_GIVEN TASK_. Within the records below, find each line that holds the string "affecting", then copy it.

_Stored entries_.
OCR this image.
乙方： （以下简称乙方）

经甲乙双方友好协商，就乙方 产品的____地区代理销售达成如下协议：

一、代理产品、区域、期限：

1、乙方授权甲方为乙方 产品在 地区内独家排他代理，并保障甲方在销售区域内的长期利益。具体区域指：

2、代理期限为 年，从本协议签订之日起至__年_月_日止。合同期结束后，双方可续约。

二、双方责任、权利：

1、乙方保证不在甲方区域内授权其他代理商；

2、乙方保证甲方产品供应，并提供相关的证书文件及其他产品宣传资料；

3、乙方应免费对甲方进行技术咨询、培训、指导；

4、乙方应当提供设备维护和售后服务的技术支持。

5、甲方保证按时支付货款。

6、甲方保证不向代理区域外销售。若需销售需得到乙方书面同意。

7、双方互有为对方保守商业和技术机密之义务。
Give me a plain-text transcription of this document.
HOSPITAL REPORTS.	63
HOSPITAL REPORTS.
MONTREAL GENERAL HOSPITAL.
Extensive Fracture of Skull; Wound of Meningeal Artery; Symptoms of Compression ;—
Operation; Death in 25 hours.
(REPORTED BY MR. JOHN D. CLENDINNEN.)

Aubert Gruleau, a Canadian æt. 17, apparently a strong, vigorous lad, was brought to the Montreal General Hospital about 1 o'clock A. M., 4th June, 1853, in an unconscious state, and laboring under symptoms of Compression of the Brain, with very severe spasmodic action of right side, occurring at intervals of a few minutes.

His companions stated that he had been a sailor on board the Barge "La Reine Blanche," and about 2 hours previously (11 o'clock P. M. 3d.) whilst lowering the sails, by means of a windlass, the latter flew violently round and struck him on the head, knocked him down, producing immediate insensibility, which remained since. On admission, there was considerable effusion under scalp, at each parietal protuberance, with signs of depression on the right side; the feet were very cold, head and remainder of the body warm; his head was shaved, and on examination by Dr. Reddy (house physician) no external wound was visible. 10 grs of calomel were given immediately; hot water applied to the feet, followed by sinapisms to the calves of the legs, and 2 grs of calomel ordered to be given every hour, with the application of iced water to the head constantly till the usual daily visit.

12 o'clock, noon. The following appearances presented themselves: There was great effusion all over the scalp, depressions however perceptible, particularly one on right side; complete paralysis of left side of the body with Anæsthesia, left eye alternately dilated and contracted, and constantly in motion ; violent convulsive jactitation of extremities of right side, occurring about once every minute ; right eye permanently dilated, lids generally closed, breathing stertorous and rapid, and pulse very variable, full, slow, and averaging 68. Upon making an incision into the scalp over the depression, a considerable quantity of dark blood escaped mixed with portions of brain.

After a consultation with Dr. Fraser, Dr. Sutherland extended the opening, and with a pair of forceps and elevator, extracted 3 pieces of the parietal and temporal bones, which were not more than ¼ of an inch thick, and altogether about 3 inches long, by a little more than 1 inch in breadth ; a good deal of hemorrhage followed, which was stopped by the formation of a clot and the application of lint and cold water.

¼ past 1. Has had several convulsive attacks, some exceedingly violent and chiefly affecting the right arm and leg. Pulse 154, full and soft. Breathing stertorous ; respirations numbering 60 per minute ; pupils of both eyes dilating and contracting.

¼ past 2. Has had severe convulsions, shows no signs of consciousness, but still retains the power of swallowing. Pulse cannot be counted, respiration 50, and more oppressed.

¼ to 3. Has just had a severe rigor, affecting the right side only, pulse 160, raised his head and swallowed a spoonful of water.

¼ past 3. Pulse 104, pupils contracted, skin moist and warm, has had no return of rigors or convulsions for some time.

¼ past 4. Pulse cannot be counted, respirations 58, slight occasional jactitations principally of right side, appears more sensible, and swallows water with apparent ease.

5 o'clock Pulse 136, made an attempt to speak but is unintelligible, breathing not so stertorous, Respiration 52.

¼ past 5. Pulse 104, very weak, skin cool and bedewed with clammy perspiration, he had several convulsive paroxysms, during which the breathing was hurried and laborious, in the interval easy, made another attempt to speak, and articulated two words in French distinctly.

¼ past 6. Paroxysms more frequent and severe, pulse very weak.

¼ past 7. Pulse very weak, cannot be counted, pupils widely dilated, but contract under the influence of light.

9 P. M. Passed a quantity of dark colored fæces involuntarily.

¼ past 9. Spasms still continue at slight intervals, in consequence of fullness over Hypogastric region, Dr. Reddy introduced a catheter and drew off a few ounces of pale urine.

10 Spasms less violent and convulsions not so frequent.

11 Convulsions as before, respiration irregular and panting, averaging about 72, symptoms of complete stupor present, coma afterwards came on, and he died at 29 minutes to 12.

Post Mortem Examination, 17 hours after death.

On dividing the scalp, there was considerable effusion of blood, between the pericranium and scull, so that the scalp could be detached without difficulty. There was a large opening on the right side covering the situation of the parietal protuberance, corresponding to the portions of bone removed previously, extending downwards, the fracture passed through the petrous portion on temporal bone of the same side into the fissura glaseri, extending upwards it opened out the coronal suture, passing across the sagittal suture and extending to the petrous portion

_WRITTEN SOLUTION_.
¼ past 1. Has had several convulsive attacks, some exceedingly violent and chiefly affecting the right arm and leg. Pulse 154, full and soft. Breathing stertorous ; respirations numbering 60 per minute ; pupils of both eyes dilating and contracting.
¼ to 3. Has just had a severe rigor, affecting the right side only, pulse 160, raised his head and swallowed a spoonful of water.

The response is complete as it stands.